| Given instruction |
Identify every line in the records that contains the string "inner", matching case, and copy each of those lines.

| The data |

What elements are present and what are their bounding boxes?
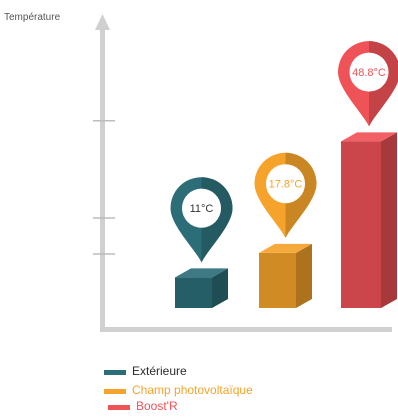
value-pin-2: 17.8°C xyxy=(254,152,317,238)
value-label-1: 11°C xyxy=(190,203,214,215)
bar-1-side xyxy=(212,268,228,308)
bar-2-front xyxy=(259,252,296,308)
pin-inner-circle xyxy=(181,188,222,228)
bar-1 xyxy=(175,268,228,308)
bar-3-top xyxy=(341,132,397,142)
value-label-2: 17.8°C xyxy=(269,179,303,191)
legend-label: Champ photovoltaïque xyxy=(132,383,253,397)
y-axis: Température xyxy=(4,12,110,331)
y-axis-arrow-icon xyxy=(95,14,110,30)
bar-2-top xyxy=(259,243,312,253)
x-axis-line xyxy=(100,327,392,332)
value-pins: 11°C 17.8°C 48.8°C xyxy=(170,41,398,263)
bar-1-top xyxy=(175,268,228,278)
bar-1-front xyxy=(175,277,212,308)
legend-item-3: Boost'R xyxy=(108,399,178,413)
bar-3 xyxy=(341,132,397,308)
bars xyxy=(175,132,397,308)
bar-2 xyxy=(259,243,312,308)
value-pin-3: 48.8°C xyxy=(338,41,398,127)
y-axis-line xyxy=(100,28,105,331)
legend-label: Boost'R xyxy=(136,399,178,413)
legend-swatch xyxy=(104,389,126,394)
y-axis-ticks xyxy=(93,120,115,255)
legend-item-1: Extérieure xyxy=(104,364,187,378)
pin-inner-circle xyxy=(265,164,306,204)
legend: Extérieure Champ photovoltaïque Boost'R xyxy=(104,364,253,413)
bar-3-front xyxy=(341,141,381,308)
legend-label: Extérieure xyxy=(132,364,187,378)
legend-swatch xyxy=(104,370,126,375)
value-pin-1: 11°C xyxy=(170,177,233,263)
value-label-3: 48.8°C xyxy=(352,67,386,79)
bar-2-side xyxy=(296,243,312,308)
legend-item-2: Champ photovoltaïque xyxy=(104,383,253,397)
pin-inner-circle xyxy=(349,52,389,92)
y-axis-label: Température xyxy=(4,12,61,23)
legend-swatch xyxy=(108,405,130,410)
bar-3-side xyxy=(381,132,397,308)
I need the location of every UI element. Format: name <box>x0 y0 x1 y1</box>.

| Final answer |
pin-inner-circle xyxy=(181,188,222,228)
pin-inner-circle xyxy=(265,164,306,204)
pin-inner-circle xyxy=(349,52,389,92)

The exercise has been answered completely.